● **Rows from a figure dataset**:
::::::

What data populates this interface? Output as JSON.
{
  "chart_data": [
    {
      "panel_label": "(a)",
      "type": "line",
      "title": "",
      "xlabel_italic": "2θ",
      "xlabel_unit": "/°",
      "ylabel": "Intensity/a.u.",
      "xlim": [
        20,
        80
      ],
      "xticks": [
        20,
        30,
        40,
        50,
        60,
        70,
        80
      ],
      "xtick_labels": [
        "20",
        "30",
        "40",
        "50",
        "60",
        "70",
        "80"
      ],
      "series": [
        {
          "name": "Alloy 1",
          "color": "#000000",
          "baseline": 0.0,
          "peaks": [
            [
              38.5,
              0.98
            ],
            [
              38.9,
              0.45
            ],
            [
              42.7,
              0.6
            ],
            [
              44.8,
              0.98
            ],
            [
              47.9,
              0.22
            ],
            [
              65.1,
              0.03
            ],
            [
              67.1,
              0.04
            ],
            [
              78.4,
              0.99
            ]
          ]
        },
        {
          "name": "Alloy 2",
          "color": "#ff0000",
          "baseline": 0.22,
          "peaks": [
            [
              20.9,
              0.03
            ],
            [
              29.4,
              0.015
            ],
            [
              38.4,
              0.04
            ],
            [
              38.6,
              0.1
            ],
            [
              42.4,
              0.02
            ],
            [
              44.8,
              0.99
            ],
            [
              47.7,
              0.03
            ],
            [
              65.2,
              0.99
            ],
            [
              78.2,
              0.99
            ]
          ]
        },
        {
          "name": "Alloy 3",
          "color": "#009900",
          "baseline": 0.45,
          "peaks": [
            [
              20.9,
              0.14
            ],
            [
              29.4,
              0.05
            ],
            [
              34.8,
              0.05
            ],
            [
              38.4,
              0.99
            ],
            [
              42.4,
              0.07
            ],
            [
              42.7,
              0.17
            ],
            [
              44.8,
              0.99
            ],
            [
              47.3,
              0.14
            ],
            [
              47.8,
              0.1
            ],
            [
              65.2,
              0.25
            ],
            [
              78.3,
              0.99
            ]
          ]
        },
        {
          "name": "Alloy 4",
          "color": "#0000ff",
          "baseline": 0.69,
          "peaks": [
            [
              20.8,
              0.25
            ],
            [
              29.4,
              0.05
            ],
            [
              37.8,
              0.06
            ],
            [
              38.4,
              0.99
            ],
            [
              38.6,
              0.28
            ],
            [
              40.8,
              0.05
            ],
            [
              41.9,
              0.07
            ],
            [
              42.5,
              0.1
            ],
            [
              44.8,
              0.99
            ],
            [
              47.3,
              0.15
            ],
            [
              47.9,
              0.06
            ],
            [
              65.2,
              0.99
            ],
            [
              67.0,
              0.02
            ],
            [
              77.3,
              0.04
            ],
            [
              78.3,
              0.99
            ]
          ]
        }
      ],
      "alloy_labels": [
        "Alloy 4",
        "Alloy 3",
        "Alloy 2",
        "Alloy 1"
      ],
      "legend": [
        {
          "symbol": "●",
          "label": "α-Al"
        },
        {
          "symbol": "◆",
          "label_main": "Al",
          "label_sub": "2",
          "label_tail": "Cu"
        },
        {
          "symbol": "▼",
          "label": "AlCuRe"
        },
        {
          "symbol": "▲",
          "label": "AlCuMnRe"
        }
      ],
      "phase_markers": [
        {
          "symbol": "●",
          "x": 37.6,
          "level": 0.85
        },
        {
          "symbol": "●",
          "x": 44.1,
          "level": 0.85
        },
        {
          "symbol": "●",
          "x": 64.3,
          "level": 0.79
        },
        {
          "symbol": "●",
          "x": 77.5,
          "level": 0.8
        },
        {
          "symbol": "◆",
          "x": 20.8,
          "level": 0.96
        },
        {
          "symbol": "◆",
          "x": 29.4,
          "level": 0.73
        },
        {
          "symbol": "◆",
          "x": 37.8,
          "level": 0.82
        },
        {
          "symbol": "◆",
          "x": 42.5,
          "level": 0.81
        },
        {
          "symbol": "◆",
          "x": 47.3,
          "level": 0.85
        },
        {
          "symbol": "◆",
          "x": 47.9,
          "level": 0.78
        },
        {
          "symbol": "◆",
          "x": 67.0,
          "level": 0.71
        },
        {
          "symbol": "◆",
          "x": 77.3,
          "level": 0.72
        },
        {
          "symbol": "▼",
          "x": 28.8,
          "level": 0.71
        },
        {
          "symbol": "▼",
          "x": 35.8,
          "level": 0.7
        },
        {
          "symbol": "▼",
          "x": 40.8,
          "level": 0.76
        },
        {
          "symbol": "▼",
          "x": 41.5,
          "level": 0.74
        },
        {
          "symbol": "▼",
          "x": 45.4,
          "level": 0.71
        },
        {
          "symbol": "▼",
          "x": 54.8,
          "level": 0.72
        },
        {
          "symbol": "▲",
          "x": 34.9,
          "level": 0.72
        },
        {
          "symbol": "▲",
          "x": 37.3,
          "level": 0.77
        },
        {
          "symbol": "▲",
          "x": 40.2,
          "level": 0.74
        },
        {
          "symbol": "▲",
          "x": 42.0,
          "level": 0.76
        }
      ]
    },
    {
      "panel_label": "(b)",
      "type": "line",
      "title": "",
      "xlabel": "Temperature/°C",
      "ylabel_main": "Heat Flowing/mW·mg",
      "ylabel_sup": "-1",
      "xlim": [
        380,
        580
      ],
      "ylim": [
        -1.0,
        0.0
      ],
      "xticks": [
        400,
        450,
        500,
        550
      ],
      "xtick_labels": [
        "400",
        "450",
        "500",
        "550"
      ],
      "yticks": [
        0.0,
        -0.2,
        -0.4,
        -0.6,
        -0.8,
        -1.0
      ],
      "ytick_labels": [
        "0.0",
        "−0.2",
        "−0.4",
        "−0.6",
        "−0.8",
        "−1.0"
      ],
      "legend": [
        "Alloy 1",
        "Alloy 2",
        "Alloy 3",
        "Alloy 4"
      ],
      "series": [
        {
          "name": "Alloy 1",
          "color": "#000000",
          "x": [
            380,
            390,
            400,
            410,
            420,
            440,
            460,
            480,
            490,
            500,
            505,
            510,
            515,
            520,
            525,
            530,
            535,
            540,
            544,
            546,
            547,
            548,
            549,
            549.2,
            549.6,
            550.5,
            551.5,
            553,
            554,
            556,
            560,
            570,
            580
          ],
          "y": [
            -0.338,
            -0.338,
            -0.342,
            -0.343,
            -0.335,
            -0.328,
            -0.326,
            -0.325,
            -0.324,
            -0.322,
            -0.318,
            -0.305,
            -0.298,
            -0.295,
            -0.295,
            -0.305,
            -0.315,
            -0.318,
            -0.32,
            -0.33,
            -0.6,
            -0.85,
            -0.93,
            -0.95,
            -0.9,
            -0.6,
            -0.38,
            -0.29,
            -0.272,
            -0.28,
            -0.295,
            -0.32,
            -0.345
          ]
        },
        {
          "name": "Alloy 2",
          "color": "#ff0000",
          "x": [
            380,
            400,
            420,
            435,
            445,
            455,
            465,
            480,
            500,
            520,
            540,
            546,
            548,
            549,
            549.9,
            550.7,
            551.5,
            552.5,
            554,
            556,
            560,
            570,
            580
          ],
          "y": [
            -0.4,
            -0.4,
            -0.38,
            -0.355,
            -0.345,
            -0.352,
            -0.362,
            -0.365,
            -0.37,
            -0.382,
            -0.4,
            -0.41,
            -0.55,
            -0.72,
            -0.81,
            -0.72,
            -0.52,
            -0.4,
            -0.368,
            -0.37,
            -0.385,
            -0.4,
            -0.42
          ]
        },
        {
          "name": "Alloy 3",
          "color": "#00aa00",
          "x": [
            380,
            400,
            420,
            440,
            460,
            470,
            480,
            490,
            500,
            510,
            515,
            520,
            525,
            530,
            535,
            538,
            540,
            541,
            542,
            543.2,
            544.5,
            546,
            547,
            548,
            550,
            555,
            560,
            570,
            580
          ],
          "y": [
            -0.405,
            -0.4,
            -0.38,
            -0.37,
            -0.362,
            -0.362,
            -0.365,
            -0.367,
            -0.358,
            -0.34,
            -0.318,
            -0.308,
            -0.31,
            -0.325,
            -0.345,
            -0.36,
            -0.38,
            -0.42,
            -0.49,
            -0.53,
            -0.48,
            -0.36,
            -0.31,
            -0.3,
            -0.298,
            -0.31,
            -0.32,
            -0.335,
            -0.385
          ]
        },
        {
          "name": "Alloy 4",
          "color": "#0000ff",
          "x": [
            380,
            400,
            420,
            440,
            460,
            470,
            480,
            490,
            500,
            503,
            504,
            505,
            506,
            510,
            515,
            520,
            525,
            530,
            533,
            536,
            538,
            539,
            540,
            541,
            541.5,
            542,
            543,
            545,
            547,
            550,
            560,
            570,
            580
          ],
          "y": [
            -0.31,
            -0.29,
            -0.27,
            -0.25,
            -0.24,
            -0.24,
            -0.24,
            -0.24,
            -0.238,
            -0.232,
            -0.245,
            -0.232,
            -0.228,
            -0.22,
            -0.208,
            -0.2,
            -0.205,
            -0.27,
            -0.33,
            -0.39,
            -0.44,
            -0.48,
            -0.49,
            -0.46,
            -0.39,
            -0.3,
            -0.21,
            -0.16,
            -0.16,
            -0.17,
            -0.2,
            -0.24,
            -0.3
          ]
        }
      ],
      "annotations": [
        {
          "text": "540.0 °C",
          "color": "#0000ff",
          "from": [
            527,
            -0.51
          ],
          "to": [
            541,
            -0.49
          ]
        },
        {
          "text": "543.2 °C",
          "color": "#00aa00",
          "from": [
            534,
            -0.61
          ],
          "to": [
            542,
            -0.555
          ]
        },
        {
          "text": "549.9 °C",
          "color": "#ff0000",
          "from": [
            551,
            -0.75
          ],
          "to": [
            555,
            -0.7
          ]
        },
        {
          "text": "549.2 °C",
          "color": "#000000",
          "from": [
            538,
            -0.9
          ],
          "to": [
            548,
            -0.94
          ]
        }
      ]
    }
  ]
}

::::::

● **Task description**:
Show the lines of the material that contain the word "text".

● **Result**:
          "text": "540.0 °C",
          "text": "543.2 °C",
          "text": "549.9 °C",
          "text": "549.2 °C",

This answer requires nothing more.